— Required work —
Pull every line containing "구하여라" out of the material below.

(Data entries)
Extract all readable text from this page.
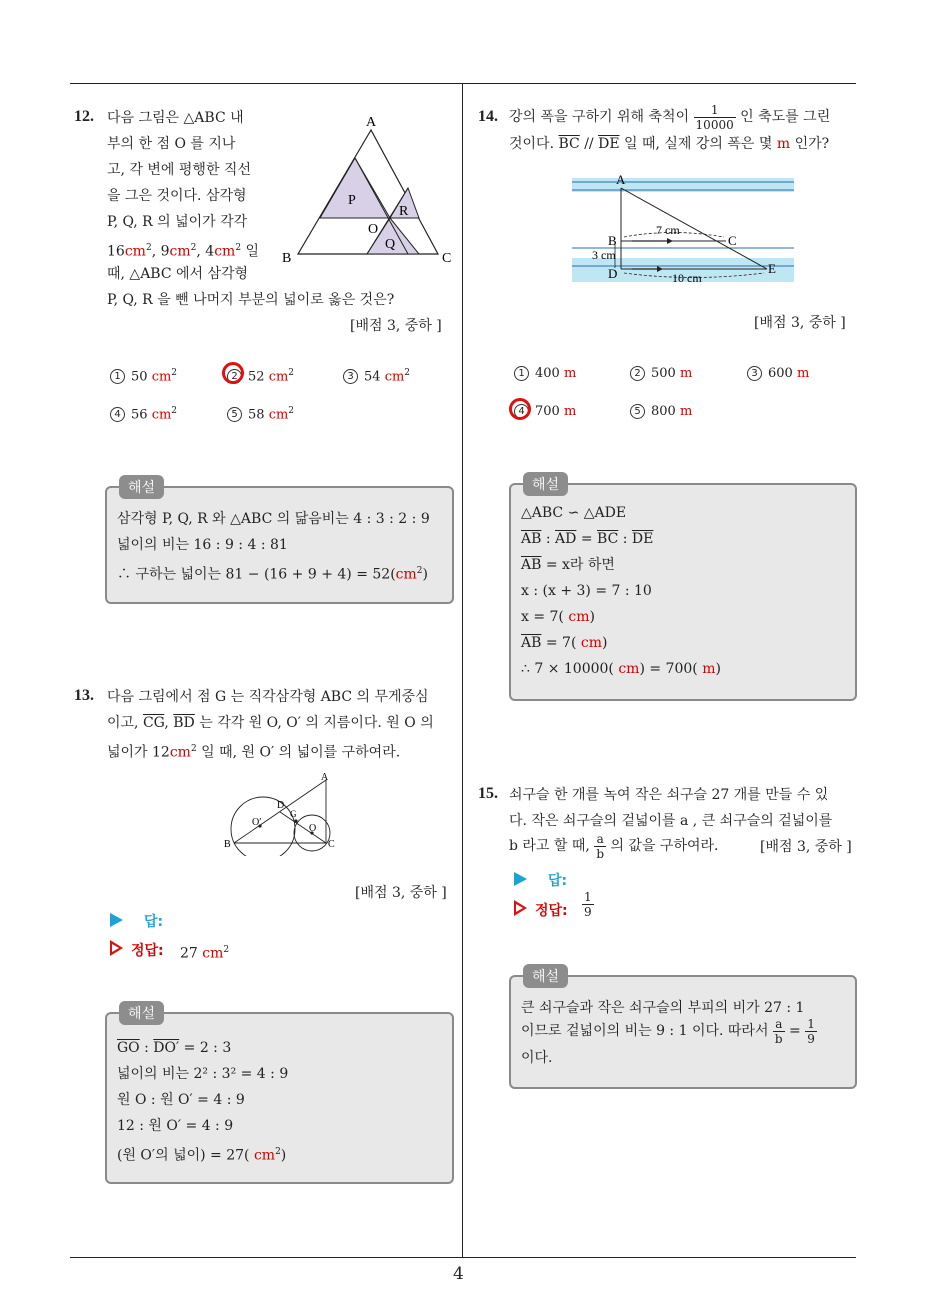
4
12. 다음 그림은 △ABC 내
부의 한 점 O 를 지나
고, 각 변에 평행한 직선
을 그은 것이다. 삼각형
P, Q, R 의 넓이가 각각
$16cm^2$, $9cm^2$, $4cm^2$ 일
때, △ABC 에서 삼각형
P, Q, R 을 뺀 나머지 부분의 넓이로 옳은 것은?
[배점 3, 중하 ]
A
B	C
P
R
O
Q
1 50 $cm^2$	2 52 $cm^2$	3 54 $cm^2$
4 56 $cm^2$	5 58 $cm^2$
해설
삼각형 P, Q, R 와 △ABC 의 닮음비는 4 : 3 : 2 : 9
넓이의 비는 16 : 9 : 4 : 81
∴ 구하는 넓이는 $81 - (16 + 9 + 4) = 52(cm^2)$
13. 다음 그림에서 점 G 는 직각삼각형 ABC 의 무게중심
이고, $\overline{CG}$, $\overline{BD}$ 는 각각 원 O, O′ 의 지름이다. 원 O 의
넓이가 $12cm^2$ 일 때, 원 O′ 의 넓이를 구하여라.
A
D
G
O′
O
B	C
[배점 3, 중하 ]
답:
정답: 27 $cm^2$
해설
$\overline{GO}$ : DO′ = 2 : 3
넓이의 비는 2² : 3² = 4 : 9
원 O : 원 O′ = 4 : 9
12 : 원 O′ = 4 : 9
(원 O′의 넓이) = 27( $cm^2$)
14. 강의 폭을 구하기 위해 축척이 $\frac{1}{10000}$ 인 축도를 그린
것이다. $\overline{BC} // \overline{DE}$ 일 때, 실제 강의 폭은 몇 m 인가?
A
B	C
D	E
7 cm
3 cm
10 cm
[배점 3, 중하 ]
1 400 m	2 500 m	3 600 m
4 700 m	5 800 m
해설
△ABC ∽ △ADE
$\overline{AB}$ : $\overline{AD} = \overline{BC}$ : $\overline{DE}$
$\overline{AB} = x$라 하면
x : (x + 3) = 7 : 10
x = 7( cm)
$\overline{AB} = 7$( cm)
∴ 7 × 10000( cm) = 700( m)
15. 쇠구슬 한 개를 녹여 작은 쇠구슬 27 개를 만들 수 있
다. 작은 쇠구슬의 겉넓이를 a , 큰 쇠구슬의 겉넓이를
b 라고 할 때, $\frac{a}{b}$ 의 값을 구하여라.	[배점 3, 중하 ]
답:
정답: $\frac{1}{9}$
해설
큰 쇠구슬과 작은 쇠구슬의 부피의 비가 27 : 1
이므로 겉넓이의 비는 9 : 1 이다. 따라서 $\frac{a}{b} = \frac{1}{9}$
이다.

— Solution for this task —
넓이가 $12cm^2$ 일 때, 원 O′ 의 넓이를 구하여라.
b 라고 할 때, $\frac{a}{b}$ 의 값을 구하여라.	[배점 3, 중하 ]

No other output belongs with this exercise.